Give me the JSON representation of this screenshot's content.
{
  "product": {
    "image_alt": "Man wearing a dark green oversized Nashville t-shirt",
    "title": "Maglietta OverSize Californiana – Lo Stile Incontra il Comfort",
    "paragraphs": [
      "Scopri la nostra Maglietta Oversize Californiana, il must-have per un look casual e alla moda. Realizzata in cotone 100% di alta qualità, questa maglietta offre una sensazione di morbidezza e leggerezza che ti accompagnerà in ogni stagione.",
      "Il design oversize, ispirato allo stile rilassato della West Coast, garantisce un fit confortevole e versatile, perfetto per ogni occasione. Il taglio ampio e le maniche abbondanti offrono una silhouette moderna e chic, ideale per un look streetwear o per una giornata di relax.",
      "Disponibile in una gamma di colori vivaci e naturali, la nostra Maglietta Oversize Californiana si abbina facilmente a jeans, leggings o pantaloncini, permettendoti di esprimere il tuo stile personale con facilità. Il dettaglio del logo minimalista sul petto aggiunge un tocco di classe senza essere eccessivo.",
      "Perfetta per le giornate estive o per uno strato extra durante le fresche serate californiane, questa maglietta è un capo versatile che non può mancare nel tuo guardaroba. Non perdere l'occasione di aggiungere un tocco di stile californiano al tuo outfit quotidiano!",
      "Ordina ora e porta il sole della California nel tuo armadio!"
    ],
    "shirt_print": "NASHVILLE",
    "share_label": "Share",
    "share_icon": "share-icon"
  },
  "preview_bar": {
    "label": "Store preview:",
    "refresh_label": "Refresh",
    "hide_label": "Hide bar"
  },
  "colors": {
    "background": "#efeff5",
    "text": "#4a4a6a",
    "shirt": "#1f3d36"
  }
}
☆ ☆ ☆ ☆ ☆
> [The request]:
Find each line that has the word "versatile", then copy it out.

> [Written reply]:
      "Il design oversize, ispirato allo stile rilassato della West Coast, garantisce un fit confortevole e versatile, perfetto per ogni occasione. Il taglio ampio e le maniche abbondanti offrono una silhouette moderna e chic, ideale per un look streetwear o per una giornata di relax.",
      "Perfetta per le giornate estive o per uno strato extra durante le fresche serate californiane, questa maglietta è un capo versatile che non può mancare nel tuo guardaroba. Non perdere l'occasione di aggiungere un tocco di stile californiano al tuo outfit quotidiano!",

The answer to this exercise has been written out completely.